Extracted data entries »
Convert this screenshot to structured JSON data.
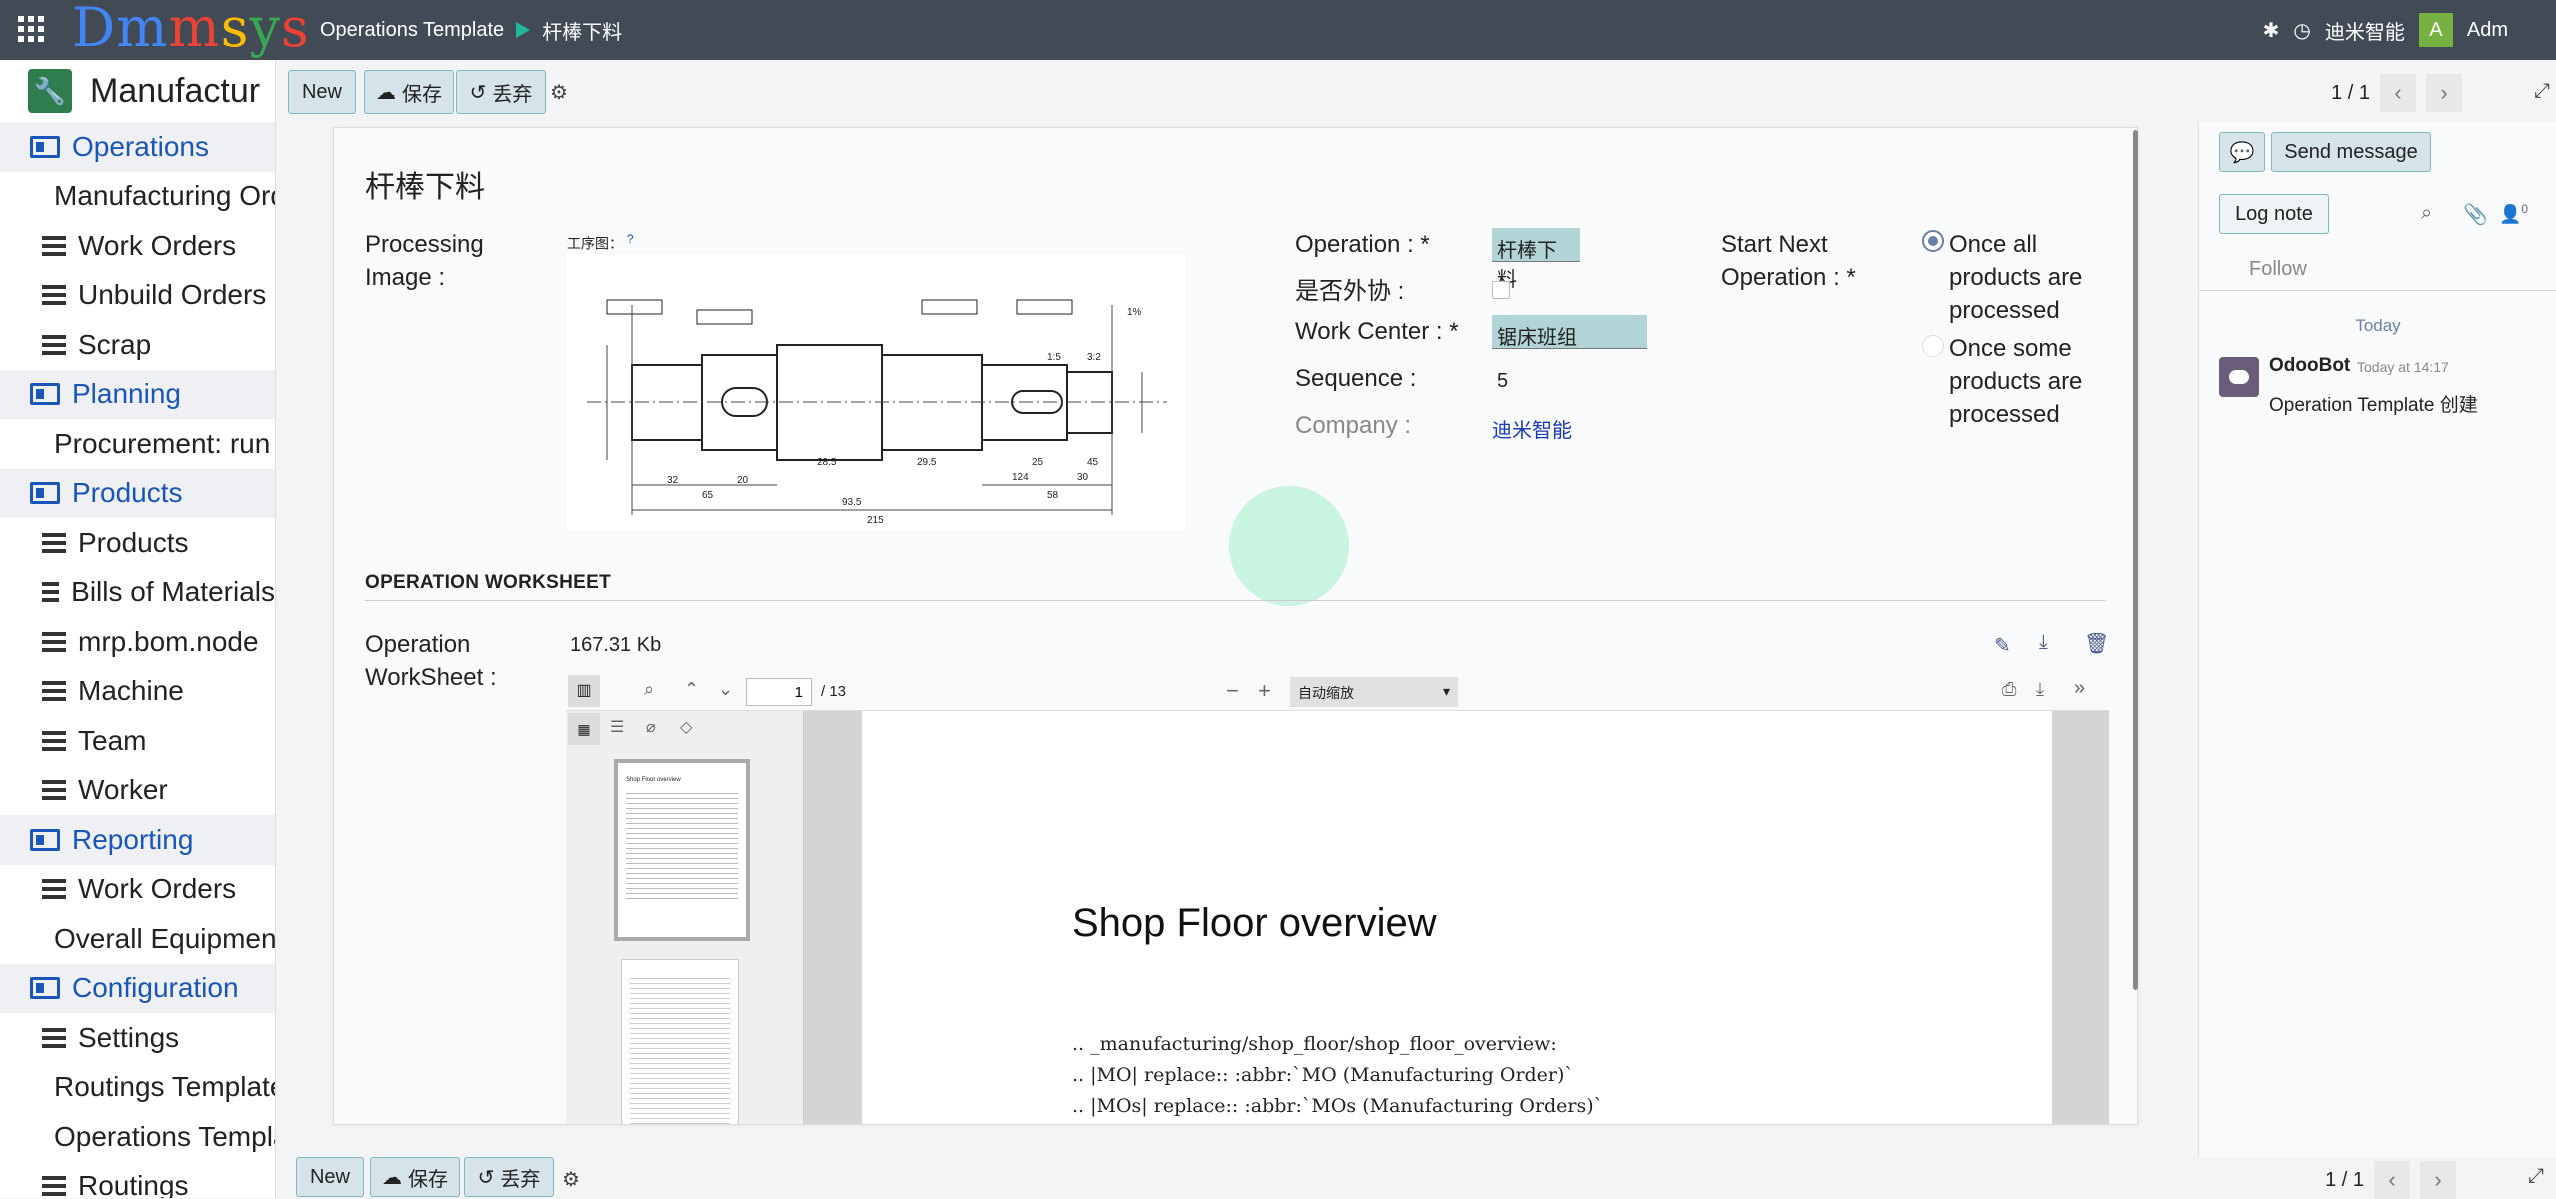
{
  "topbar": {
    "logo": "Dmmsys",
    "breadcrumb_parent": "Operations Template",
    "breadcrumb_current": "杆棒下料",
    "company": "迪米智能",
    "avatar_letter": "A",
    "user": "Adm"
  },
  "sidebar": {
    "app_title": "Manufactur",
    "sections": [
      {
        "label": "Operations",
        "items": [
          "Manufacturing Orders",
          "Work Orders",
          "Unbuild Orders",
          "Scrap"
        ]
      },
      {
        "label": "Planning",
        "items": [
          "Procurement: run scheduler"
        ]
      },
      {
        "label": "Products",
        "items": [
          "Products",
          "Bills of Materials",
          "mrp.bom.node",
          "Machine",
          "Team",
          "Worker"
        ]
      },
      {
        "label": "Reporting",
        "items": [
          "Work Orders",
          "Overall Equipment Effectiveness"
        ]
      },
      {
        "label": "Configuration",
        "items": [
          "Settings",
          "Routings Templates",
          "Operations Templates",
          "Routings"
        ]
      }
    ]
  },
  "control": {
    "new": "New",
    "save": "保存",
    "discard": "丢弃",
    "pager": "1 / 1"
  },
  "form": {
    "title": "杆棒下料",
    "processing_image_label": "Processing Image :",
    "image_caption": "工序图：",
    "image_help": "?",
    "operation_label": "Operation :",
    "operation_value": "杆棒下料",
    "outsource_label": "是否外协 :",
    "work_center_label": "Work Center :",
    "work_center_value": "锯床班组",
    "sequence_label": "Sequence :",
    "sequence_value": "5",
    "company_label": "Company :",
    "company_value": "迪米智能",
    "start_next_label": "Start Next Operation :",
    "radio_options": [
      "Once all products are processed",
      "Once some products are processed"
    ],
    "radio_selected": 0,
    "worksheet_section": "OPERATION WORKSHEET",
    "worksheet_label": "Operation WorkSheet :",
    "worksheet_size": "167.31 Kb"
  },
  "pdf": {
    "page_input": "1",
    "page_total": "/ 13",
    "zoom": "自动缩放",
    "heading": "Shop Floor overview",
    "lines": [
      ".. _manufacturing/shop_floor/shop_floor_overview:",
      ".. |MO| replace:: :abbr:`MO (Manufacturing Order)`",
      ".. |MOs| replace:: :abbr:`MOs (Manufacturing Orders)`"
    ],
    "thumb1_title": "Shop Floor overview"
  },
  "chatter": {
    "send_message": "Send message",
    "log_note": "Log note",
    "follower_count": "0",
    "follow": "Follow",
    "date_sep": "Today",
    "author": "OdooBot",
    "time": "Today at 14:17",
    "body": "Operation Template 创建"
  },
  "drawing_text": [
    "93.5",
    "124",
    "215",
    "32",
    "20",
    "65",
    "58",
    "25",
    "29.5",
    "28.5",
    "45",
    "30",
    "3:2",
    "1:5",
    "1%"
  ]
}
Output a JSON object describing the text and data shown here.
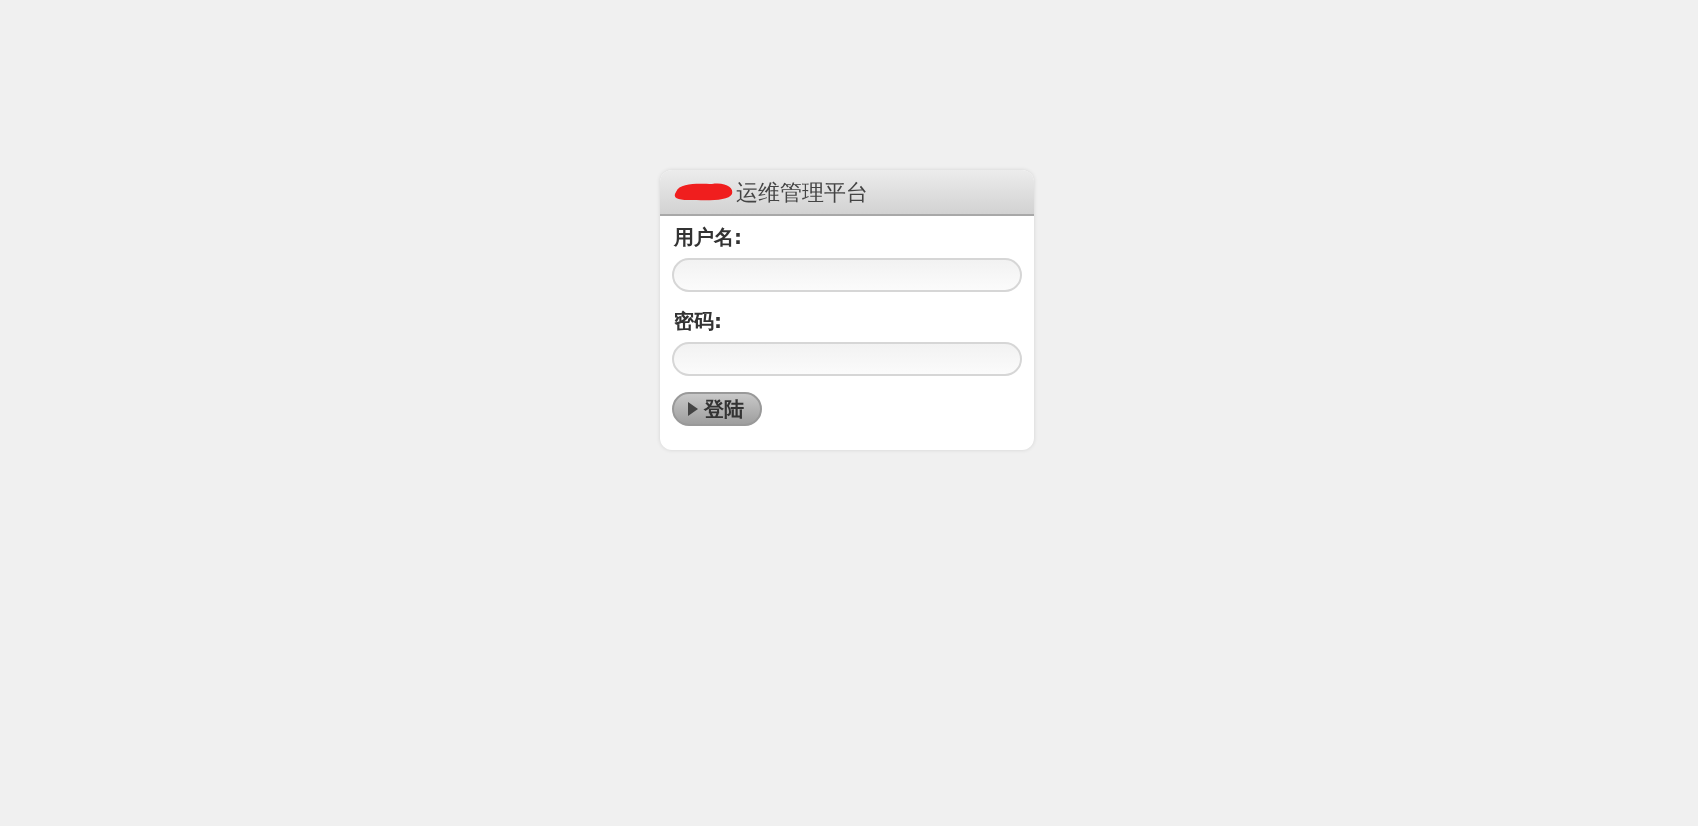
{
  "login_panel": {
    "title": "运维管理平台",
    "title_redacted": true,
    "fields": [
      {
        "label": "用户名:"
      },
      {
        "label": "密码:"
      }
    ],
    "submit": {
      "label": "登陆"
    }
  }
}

Given task » Repeat the lines of the records verbatim, starting at the line containing "Output a JSON" and stopping after the final line. Images stay out.

Response to this exercise »
Output a JSON object describing the text and data shown here.
{
  "login_panel": {
    "title": "运维管理平台",
    "title_redacted": true,
    "fields": [
      {
        "label": "用户名:"
      },
      {
        "label": "密码:"
      }
    ],
    "submit": {
      "label": "登陆"
    }
  }
}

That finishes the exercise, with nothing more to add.